── Input records ──
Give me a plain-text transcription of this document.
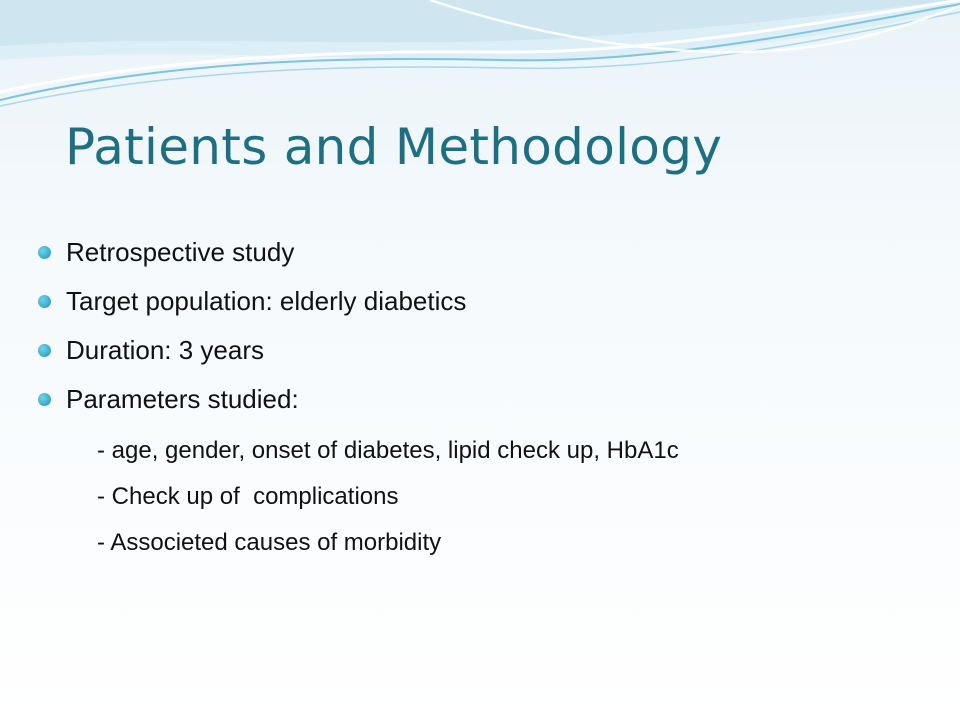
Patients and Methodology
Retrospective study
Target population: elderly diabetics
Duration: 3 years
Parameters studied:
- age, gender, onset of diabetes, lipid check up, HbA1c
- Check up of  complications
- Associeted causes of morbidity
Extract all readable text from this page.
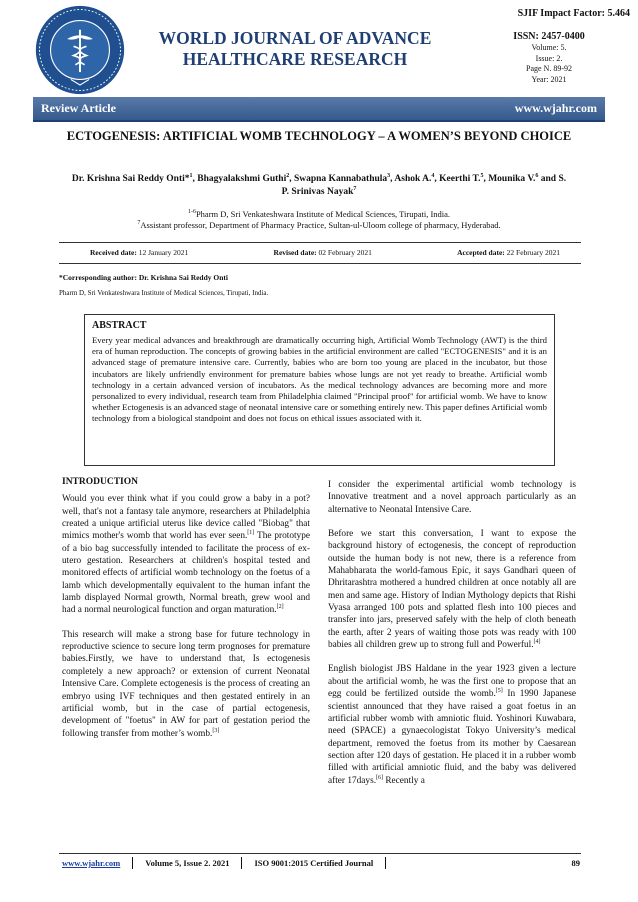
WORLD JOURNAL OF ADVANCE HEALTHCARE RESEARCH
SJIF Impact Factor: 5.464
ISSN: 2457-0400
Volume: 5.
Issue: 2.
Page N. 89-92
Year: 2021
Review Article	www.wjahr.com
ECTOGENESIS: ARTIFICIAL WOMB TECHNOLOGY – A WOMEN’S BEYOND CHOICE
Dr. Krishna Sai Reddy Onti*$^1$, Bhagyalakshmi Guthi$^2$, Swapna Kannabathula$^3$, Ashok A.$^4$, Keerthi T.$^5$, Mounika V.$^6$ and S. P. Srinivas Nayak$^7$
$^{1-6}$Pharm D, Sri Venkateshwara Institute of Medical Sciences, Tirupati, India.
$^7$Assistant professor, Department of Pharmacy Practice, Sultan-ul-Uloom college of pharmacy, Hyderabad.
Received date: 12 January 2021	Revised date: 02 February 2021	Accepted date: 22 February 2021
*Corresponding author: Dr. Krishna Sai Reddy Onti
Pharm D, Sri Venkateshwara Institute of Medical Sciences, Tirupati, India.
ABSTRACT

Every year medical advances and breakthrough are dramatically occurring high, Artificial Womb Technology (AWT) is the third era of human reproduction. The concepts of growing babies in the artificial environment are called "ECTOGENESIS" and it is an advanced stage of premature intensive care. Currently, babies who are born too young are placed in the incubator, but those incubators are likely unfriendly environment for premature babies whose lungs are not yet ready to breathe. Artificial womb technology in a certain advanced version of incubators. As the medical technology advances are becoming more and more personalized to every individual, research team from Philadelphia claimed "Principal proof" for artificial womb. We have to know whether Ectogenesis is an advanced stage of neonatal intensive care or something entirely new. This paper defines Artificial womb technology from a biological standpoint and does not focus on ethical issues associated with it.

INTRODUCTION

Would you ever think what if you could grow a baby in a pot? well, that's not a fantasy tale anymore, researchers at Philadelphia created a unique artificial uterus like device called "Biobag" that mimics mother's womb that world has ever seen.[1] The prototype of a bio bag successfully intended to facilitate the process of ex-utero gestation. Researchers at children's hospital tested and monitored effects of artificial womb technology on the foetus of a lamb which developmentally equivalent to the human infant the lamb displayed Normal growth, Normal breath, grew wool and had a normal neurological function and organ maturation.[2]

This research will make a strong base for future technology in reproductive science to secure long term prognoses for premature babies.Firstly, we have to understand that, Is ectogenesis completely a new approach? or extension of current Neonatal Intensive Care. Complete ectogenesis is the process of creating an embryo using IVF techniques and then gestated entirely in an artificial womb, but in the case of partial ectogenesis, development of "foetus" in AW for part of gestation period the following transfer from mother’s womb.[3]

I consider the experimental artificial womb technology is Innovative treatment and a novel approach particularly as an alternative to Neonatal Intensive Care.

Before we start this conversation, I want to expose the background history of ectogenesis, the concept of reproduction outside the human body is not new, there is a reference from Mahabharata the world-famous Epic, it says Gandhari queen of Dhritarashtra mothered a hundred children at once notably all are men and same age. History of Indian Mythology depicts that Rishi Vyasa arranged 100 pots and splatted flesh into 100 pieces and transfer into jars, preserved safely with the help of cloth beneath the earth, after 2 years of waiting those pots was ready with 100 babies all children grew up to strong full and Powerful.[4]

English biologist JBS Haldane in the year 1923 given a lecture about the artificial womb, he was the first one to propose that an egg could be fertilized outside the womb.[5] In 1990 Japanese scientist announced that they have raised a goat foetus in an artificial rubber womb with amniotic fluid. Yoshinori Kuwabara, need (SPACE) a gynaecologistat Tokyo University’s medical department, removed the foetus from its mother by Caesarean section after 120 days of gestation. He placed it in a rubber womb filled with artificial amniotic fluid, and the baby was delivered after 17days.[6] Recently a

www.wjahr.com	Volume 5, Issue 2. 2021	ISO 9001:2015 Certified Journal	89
───
▸ **Exercise**
State how many lines of the data above contain the word "entirely", and include nothing other than that number.

▸ **Expected answer**
2